Exercises -
(1) In the Surfside beach fishing thread, how many specks did surfsideperson catch that morning, and in what size range?
(2) Extend the Surfside beach fishing thread from where it stops.

# Surfside beach: wed. morning



## surfsideperson (Aug 22, 2005)

Today the surf was a little rougher than i thought, the wind is still fairly light, and the good water is in, i fished for about 45 mins in the first gut as the 1st sandbar was still very rough. the tide is swollen up high tide, which i like, but , it makes for alot of water over the first bar so that is why i fish the first cut. Lots of bait and lots of hook ups, i picked up 3 specks all from about 14inches to 17 inches, and i was late to work becuase of it. kept the 17 and the 16 for tonight's dinner. the fish are there, i used topwater 'crease" fly's. topwater poppers types. little chrome and blue. IF any went fishing this morning at carbodies or down that way it may have been a little rougher, however, that usually does not stop the trout, i have seen some of the best fish caught out of rough clear water in the surf. so today, if you are reading this here is the prediction for tonights surf fishing, if the wind will lay down, (lay down wind). and surf is generally flat . Not total ice cream, but , its not tooo rough to fish, and if this evening the tide goes out , which it normally does in the evening, i would fish, there is enough bait, and enough of a window that , its worth driving in my opinion. (Disclaimer: i dont mind getting beat up a little in the surf, how ever my father does not like to get beat up so its a matter of preference). if you are a yaker, it should be a great day, a little rough, clear and on that 3rd bar, it should be on.......big reds ,shark, and such....well good luck if you come down, oh yeah, some guys were asking about locations i mentioned earlier from last nights reports. Its hard to explain the spots unless you have someone show them to you. but if you drive down the beach usually somebody is posted up at every place on a good fishing day. see you tonight.......ssp.


----------



## Stuart (May 21, 2004)

At lunch, I'm going to go chunk some lures for a few minutes at the base of the jetties. I'll post up when get back.


----------



## jeeper2 (Mar 24, 2008)

quote "Its hard to explain the spots unless you have someone show them to you." quote

I am guessing that you are referring to landmarks duneside of the beach. I think I have seen 'A-frames', 'carbodies' I don't know, again guessing duneside in the direction of SLP from the jetties. Maybe could you give us some guesses as to miles, or at least the order of appearance of these presumably duneside landmarks?


----------



## surfsideperson (Aug 22, 2005)

Entries provided -
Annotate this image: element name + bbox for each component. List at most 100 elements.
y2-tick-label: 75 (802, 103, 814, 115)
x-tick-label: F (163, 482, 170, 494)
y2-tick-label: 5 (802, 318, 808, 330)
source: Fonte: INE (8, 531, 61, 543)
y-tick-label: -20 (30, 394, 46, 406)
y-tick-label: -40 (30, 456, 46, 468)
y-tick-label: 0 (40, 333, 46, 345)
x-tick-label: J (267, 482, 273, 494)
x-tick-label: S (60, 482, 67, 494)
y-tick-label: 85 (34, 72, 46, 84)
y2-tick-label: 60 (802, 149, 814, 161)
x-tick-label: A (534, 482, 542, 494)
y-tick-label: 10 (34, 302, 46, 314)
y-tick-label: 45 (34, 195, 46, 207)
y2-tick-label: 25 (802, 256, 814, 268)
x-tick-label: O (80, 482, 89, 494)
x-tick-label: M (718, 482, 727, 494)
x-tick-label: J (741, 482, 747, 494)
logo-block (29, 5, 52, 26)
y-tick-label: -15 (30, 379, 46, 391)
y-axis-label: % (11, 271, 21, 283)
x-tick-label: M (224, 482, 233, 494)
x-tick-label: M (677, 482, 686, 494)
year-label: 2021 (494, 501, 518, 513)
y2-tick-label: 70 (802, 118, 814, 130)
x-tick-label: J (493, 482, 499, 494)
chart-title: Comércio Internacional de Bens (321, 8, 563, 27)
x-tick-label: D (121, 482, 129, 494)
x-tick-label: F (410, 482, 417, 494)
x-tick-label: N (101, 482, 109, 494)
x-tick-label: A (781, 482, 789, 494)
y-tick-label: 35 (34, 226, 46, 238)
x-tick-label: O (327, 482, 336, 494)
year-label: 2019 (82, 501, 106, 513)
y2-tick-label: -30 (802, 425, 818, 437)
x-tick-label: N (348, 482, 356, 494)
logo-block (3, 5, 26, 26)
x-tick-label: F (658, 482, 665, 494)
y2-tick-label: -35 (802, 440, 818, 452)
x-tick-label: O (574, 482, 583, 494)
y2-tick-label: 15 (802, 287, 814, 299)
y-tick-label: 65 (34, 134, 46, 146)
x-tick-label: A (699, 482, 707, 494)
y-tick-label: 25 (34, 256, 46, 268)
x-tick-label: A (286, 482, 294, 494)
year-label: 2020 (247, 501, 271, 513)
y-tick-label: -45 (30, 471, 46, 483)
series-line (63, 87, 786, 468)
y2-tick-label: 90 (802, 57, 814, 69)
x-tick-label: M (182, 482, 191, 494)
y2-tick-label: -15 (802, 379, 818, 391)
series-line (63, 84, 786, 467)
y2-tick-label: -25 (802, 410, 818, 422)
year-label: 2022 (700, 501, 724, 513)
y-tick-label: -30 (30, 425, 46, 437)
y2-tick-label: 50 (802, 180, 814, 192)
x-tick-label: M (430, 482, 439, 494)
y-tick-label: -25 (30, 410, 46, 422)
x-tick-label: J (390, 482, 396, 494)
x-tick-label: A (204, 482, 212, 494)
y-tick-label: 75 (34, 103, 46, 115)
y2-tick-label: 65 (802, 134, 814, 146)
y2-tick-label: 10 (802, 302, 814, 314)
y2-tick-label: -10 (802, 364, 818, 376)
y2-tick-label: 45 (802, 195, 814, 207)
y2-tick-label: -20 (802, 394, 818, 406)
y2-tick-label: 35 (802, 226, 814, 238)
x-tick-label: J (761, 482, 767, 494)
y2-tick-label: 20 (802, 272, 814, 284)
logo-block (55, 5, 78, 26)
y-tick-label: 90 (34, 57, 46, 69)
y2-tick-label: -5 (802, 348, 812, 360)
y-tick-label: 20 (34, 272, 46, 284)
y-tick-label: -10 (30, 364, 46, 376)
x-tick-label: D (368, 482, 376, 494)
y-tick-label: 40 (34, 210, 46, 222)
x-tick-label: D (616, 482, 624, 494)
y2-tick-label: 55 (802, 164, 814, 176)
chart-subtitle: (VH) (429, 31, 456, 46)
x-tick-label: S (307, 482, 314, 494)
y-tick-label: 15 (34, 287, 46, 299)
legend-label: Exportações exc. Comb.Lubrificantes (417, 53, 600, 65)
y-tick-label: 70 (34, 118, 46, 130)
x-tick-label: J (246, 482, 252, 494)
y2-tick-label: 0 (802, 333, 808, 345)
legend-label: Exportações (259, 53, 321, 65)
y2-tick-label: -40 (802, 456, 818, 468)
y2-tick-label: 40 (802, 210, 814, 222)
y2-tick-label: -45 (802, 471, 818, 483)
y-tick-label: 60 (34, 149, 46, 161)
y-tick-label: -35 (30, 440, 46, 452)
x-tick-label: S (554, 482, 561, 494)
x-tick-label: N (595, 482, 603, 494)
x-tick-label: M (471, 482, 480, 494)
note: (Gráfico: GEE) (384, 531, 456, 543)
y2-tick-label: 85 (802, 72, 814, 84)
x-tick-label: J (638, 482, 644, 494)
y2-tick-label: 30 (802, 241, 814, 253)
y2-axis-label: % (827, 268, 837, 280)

Answers below -
(1) Three specks, from about 14 to 17 inches.

(2)
stuart, 
just to let you know the seaweed was thick on bottom at the base of the jetties last night. lots of blue fish........good luck, ssp.


----------



## Johnnytx (Mar 10, 2006)

Thanks for the report SSP. Right now the NWS service is forecasting a 5 to 10 mph north wind tomorrow morning. I'm thinking about coming down for the morning wade.


----------



## royboy42 (Apr 28, 2007)

the car bodies are on the freeport side of the pass, surf side near the pier. They can be easily waded and offer good trout fishing when water is decent. the surf just west of the pass can be good wading as well, extnding from the concrete point and on down the beach. On the galveston side the surf near the pass is also a great wading spot, i like getting at least several hundred yards away from bridge where it starts to curve back around and cont beach. Be careful in this area, but those guts always hold trout on a green tide. Also a mile or so down, the beach in front of rusty hook, and water tower offer great surf fishing as well, all have fairly easy access.


----------



## boashna (May 28, 2004)

good report ,


----------



## royboy42 (Apr 28, 2007)

u can call 409-744-8365, or 744-2273 at any time for galv surf conditions on the sea wall. Its both big piers numbers. they are accurate about 70% of time, just remeber that they are trying to make money too, so may be a lil generous on conditions at times.


----------



## Silverspoon (Jun 1, 2005)

Thanks for the report SSP. I just looked at the cams down in Galveston and although they don't give you a really good picture, it does look like the water is starting to clear up and the winds are lighter than they have been in recent days. Here's to praying for these conditions holding through the weekend!


----------



## Trout Laguna (Aug 31, 2007)

SSP,

When you're fly fishing, do you wade out as far as you can until you can get to the green water and throw at busting bait? do you find that it's easier to get to the greener water with any certain tide? If you can't get to the green water do you not bother with flies?



I am very intrigued by your posts and I am dying to learn how the fly fish the surf effectively


----------



## surfsideperson (Aug 22, 2005)

usually i fish the surf when its flat, or pretty flat. i dont wade deep at all , i am a big fan of the, "first gut", so much so that regular readers of this post are probabaly sick of hearing about it. two reasons why i dont chase into chest deep water, one, dont have to to catch fish, they are in knee deep water, and also have you ever tried to cast a fly rod with your chest in the water , very hard to do..and you dont get good cast. also the other, "secret", of fly fishing the surf is , dont ever think that the fish are not there, when you see them.....bait, i mean. if you see pods of bait, getting busted or real nervous , that is usually a great indcator of fish. dont be afraid to blind cast, to open water. I konw most guys site cast now a days, but, in the surf you may not get that many , "true ", site casts. you will when jacks and spanish and stuff just blow up shad or mullet. shoot me a pm. we can talk more. good luck.


----------



## Silverspoon (Jun 1, 2005)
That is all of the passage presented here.